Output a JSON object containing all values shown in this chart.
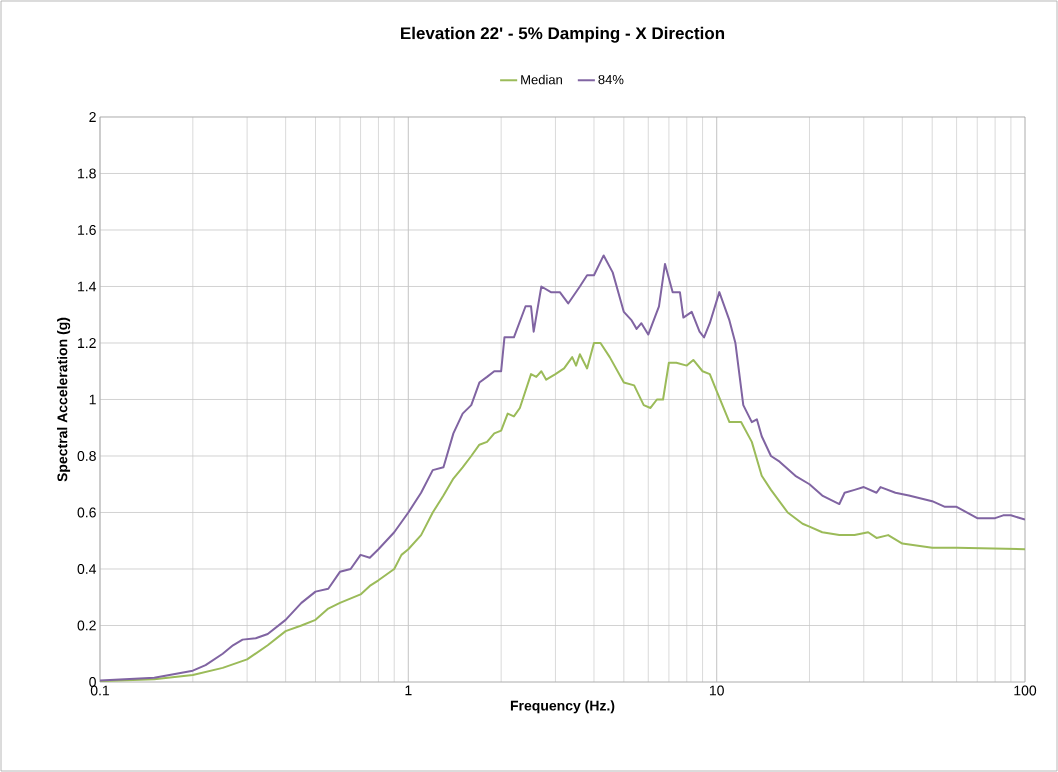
{
  "chart_data": {
    "type": "line",
    "title": "Elevation 22' - 5% Damping - X Direction",
    "xlabel": "Frequency (Hz.)",
    "ylabel": "Spectral Acceleration (g)",
    "log": "x",
    "grid": true,
    "legend": "top",
    "xlim": [
      0.1,
      100
    ],
    "xticks": [
      0.1,
      1,
      10,
      100
    ],
    "ylim": [
      0,
      2
    ],
    "yticks": [
      0,
      0.2,
      0.4,
      0.6,
      0.8,
      1,
      1.2,
      1.4,
      1.6,
      1.8,
      2
    ],
    "series": [
      {
        "name": "Median",
        "color": "#9bbb59",
        "x": [
          0.1,
          0.15,
          0.2,
          0.25,
          0.3,
          0.35,
          0.4,
          0.45,
          0.5,
          0.55,
          0.6,
          0.7,
          0.75,
          0.8,
          0.9,
          0.95,
          1.0,
          1.1,
          1.2,
          1.3,
          1.4,
          1.5,
          1.6,
          1.7,
          1.8,
          1.9,
          2.0,
          2.1,
          2.2,
          2.3,
          2.5,
          2.6,
          2.7,
          2.8,
          3.0,
          3.2,
          3.4,
          3.5,
          3.6,
          3.8,
          4.0,
          4.2,
          4.5,
          5.0,
          5.4,
          5.8,
          6.1,
          6.4,
          6.7,
          7.0,
          7.4,
          8.0,
          8.4,
          9.0,
          9.5,
          10,
          11,
          12,
          13,
          14,
          15,
          17,
          19,
          20,
          22,
          25,
          28,
          31,
          33,
          36,
          40,
          50,
          60,
          100
        ],
        "values": [
          0.003,
          0.01,
          0.025,
          0.05,
          0.08,
          0.13,
          0.18,
          0.2,
          0.22,
          0.26,
          0.28,
          0.31,
          0.34,
          0.36,
          0.4,
          0.45,
          0.47,
          0.52,
          0.6,
          0.66,
          0.72,
          0.76,
          0.8,
          0.84,
          0.85,
          0.88,
          0.89,
          0.95,
          0.94,
          0.97,
          1.09,
          1.08,
          1.1,
          1.07,
          1.09,
          1.11,
          1.15,
          1.12,
          1.16,
          1.11,
          1.2,
          1.2,
          1.15,
          1.06,
          1.05,
          0.98,
          0.97,
          1.0,
          1.0,
          1.13,
          1.13,
          1.12,
          1.14,
          1.1,
          1.09,
          1.03,
          0.92,
          0.92,
          0.85,
          0.73,
          0.68,
          0.6,
          0.56,
          0.55,
          0.53,
          0.52,
          0.52,
          0.53,
          0.51,
          0.52,
          0.49,
          0.475,
          0.475,
          0.47
        ]
      },
      {
        "name": "84%",
        "color": "#8064a2",
        "x": [
          0.1,
          0.15,
          0.2,
          0.22,
          0.25,
          0.27,
          0.29,
          0.32,
          0.35,
          0.4,
          0.45,
          0.5,
          0.55,
          0.6,
          0.65,
          0.7,
          0.75,
          0.8,
          0.9,
          1.0,
          1.1,
          1.2,
          1.3,
          1.4,
          1.5,
          1.6,
          1.7,
          1.8,
          1.9,
          2.0,
          2.05,
          2.2,
          2.4,
          2.5,
          2.55,
          2.7,
          2.9,
          3.1,
          3.3,
          3.6,
          3.8,
          4.0,
          4.3,
          4.6,
          5.0,
          5.3,
          5.5,
          5.7,
          6.0,
          6.5,
          6.8,
          7.2,
          7.6,
          7.8,
          8.3,
          8.8,
          9.1,
          9.5,
          10.2,
          11,
          11.5,
          12.2,
          13,
          13.5,
          14,
          15,
          16,
          18,
          20,
          22,
          25,
          26,
          28,
          30,
          33,
          34,
          38,
          42,
          50,
          55,
          60,
          70,
          80,
          85,
          90,
          100
        ],
        "values": [
          0.005,
          0.015,
          0.04,
          0.06,
          0.1,
          0.13,
          0.15,
          0.155,
          0.17,
          0.22,
          0.28,
          0.32,
          0.33,
          0.39,
          0.4,
          0.45,
          0.44,
          0.47,
          0.53,
          0.6,
          0.67,
          0.75,
          0.76,
          0.88,
          0.95,
          0.98,
          1.06,
          1.08,
          1.1,
          1.1,
          1.22,
          1.22,
          1.33,
          1.33,
          1.24,
          1.4,
          1.38,
          1.38,
          1.34,
          1.4,
          1.44,
          1.44,
          1.51,
          1.45,
          1.31,
          1.28,
          1.25,
          1.27,
          1.23,
          1.33,
          1.48,
          1.38,
          1.38,
          1.29,
          1.31,
          1.24,
          1.22,
          1.27,
          1.38,
          1.28,
          1.2,
          0.98,
          0.92,
          0.93,
          0.87,
          0.8,
          0.78,
          0.73,
          0.7,
          0.66,
          0.63,
          0.67,
          0.68,
          0.69,
          0.67,
          0.69,
          0.67,
          0.66,
          0.64,
          0.62,
          0.62,
          0.58,
          0.58,
          0.59,
          0.59,
          0.575
        ]
      }
    ]
  }
}
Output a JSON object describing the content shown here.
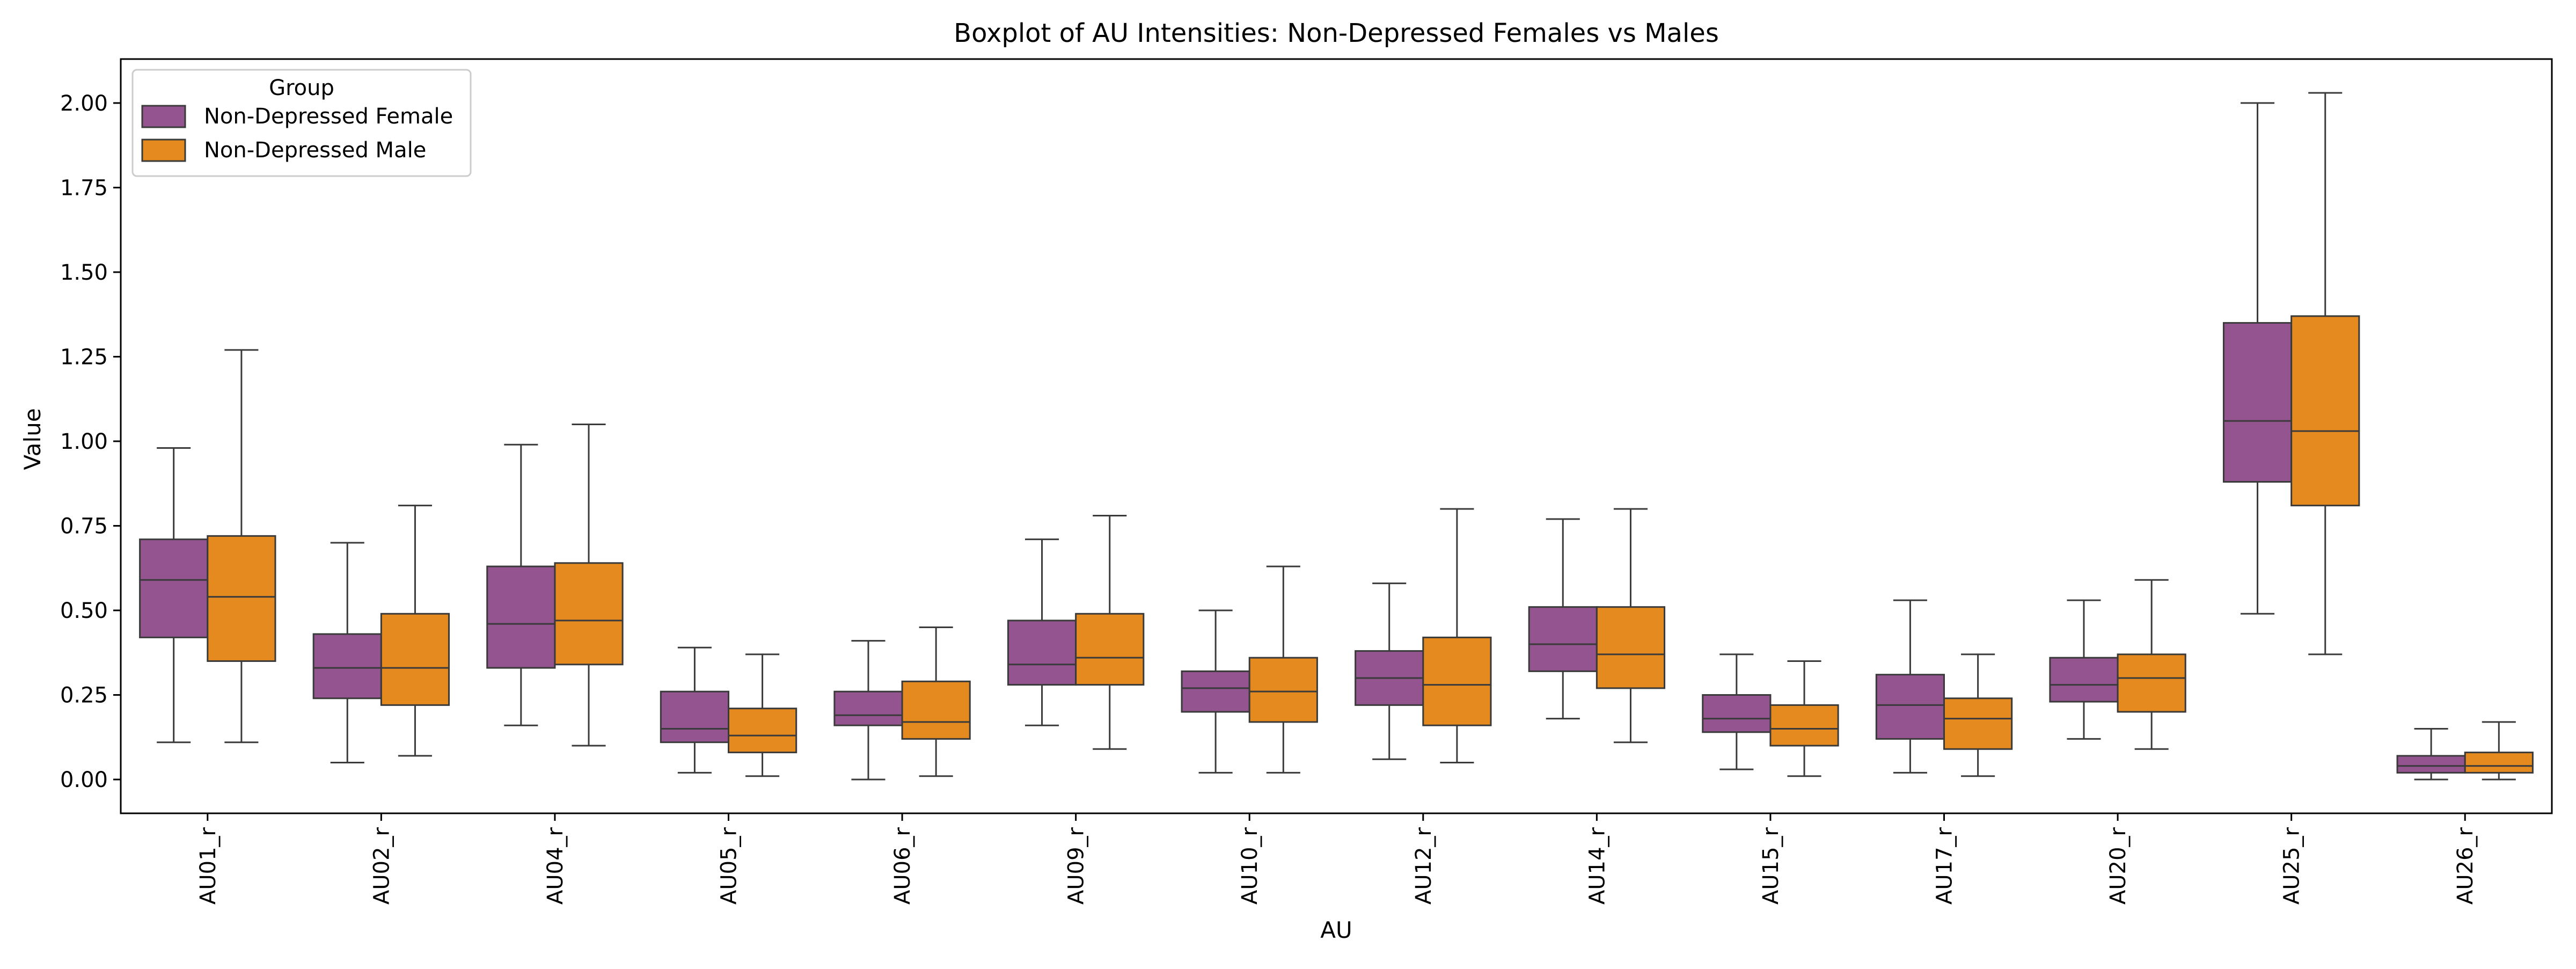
{
  "chart_data": {
    "type": "boxplot",
    "title": "Boxplot of AU Intensities: Non-Depressed Females vs Males",
    "xlabel": "AU",
    "ylabel": "Value",
    "ylim": [
      -0.1,
      2.13
    ],
    "yticks": [
      0.0,
      0.25,
      0.5,
      0.75,
      1.0,
      1.25,
      1.5,
      1.75,
      2.0
    ],
    "ytick_labels": [
      "0.00",
      "0.25",
      "0.50",
      "0.75",
      "1.00",
      "1.25",
      "1.50",
      "1.75",
      "2.00"
    ],
    "grid": false,
    "legend": {
      "title": "Group",
      "placement": "top-left"
    },
    "categories": [
      "AU01_r",
      "AU02_r",
      "AU04_r",
      "AU05_r",
      "AU06_r",
      "AU09_r",
      "AU10_r",
      "AU12_r",
      "AU14_r",
      "AU15_r",
      "AU17_r",
      "AU20_r",
      "AU25_r",
      "AU26_r"
    ],
    "series": [
      {
        "name": "Non-Depressed Female",
        "color": "#93548f",
        "boxes": [
          {
            "whislo": 0.11,
            "q1": 0.42,
            "med": 0.59,
            "q3": 0.71,
            "whishi": 0.98
          },
          {
            "whislo": 0.05,
            "q1": 0.24,
            "med": 0.33,
            "q3": 0.43,
            "whishi": 0.7
          },
          {
            "whislo": 0.16,
            "q1": 0.33,
            "med": 0.46,
            "q3": 0.63,
            "whishi": 0.99
          },
          {
            "whislo": 0.02,
            "q1": 0.11,
            "med": 0.15,
            "q3": 0.26,
            "whishi": 0.39
          },
          {
            "whislo": 0.0,
            "q1": 0.16,
            "med": 0.19,
            "q3": 0.26,
            "whishi": 0.41
          },
          {
            "whislo": 0.16,
            "q1": 0.28,
            "med": 0.34,
            "q3": 0.47,
            "whishi": 0.71
          },
          {
            "whislo": 0.02,
            "q1": 0.2,
            "med": 0.27,
            "q3": 0.32,
            "whishi": 0.5
          },
          {
            "whislo": 0.06,
            "q1": 0.22,
            "med": 0.3,
            "q3": 0.38,
            "whishi": 0.58
          },
          {
            "whislo": 0.18,
            "q1": 0.32,
            "med": 0.4,
            "q3": 0.51,
            "whishi": 0.77
          },
          {
            "whislo": 0.03,
            "q1": 0.14,
            "med": 0.18,
            "q3": 0.25,
            "whishi": 0.37
          },
          {
            "whislo": 0.02,
            "q1": 0.12,
            "med": 0.22,
            "q3": 0.31,
            "whishi": 0.53
          },
          {
            "whislo": 0.12,
            "q1": 0.23,
            "med": 0.28,
            "q3": 0.36,
            "whishi": 0.53
          },
          {
            "whislo": 0.49,
            "q1": 0.88,
            "med": 1.06,
            "q3": 1.35,
            "whishi": 2.0
          },
          {
            "whislo": 0.0,
            "q1": 0.02,
            "med": 0.04,
            "q3": 0.07,
            "whishi": 0.15
          }
        ]
      },
      {
        "name": "Non-Depressed Male",
        "color": "#e48a1f",
        "boxes": [
          {
            "whislo": 0.11,
            "q1": 0.35,
            "med": 0.54,
            "q3": 0.72,
            "whishi": 1.27
          },
          {
            "whislo": 0.07,
            "q1": 0.22,
            "med": 0.33,
            "q3": 0.49,
            "whishi": 0.81
          },
          {
            "whislo": 0.1,
            "q1": 0.34,
            "med": 0.47,
            "q3": 0.64,
            "whishi": 1.05
          },
          {
            "whislo": 0.01,
            "q1": 0.08,
            "med": 0.13,
            "q3": 0.21,
            "whishi": 0.37
          },
          {
            "whislo": 0.01,
            "q1": 0.12,
            "med": 0.17,
            "q3": 0.29,
            "whishi": 0.45
          },
          {
            "whislo": 0.09,
            "q1": 0.28,
            "med": 0.36,
            "q3": 0.49,
            "whishi": 0.78
          },
          {
            "whislo": 0.02,
            "q1": 0.17,
            "med": 0.26,
            "q3": 0.36,
            "whishi": 0.63
          },
          {
            "whislo": 0.05,
            "q1": 0.16,
            "med": 0.28,
            "q3": 0.42,
            "whishi": 0.8
          },
          {
            "whislo": 0.11,
            "q1": 0.27,
            "med": 0.37,
            "q3": 0.51,
            "whishi": 0.8
          },
          {
            "whislo": 0.01,
            "q1": 0.1,
            "med": 0.15,
            "q3": 0.22,
            "whishi": 0.35
          },
          {
            "whislo": 0.01,
            "q1": 0.09,
            "med": 0.18,
            "q3": 0.24,
            "whishi": 0.37
          },
          {
            "whislo": 0.09,
            "q1": 0.2,
            "med": 0.3,
            "q3": 0.37,
            "whishi": 0.59
          },
          {
            "whislo": 0.37,
            "q1": 0.81,
            "med": 1.03,
            "q3": 1.37,
            "whishi": 2.03
          },
          {
            "whislo": 0.0,
            "q1": 0.02,
            "med": 0.04,
            "q3": 0.08,
            "whishi": 0.17
          }
        ]
      }
    ]
  }
}
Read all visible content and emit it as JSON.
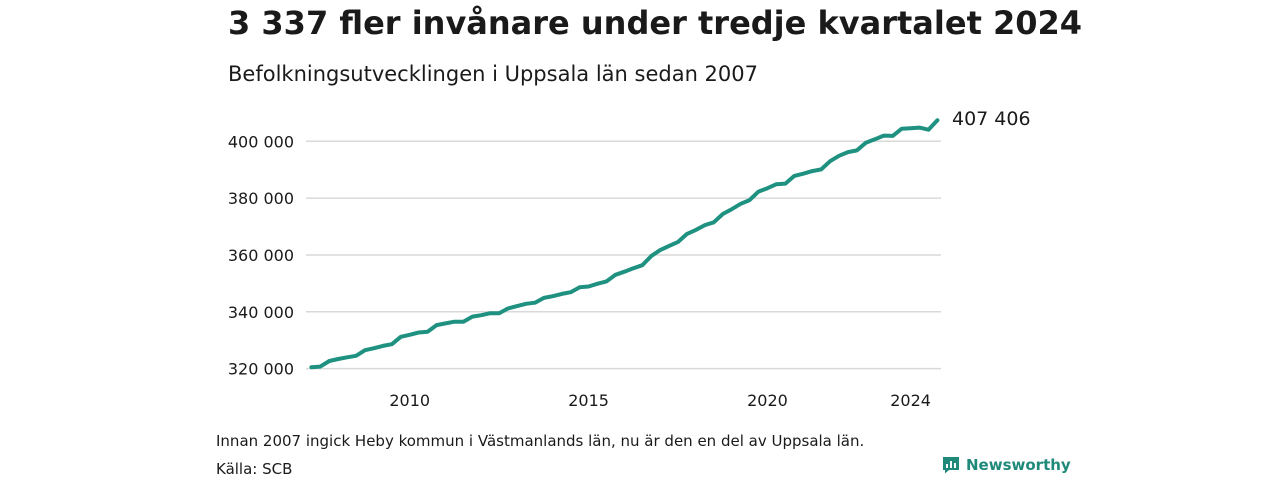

§ **Challenge**: Copy out each line of the records that holds the string "JSON".

§ **Final result**:
Output a JSON object containing all values shown in this chart.
Output a JSON object describing the content shown here.
Read all visible content and emit it as JSON.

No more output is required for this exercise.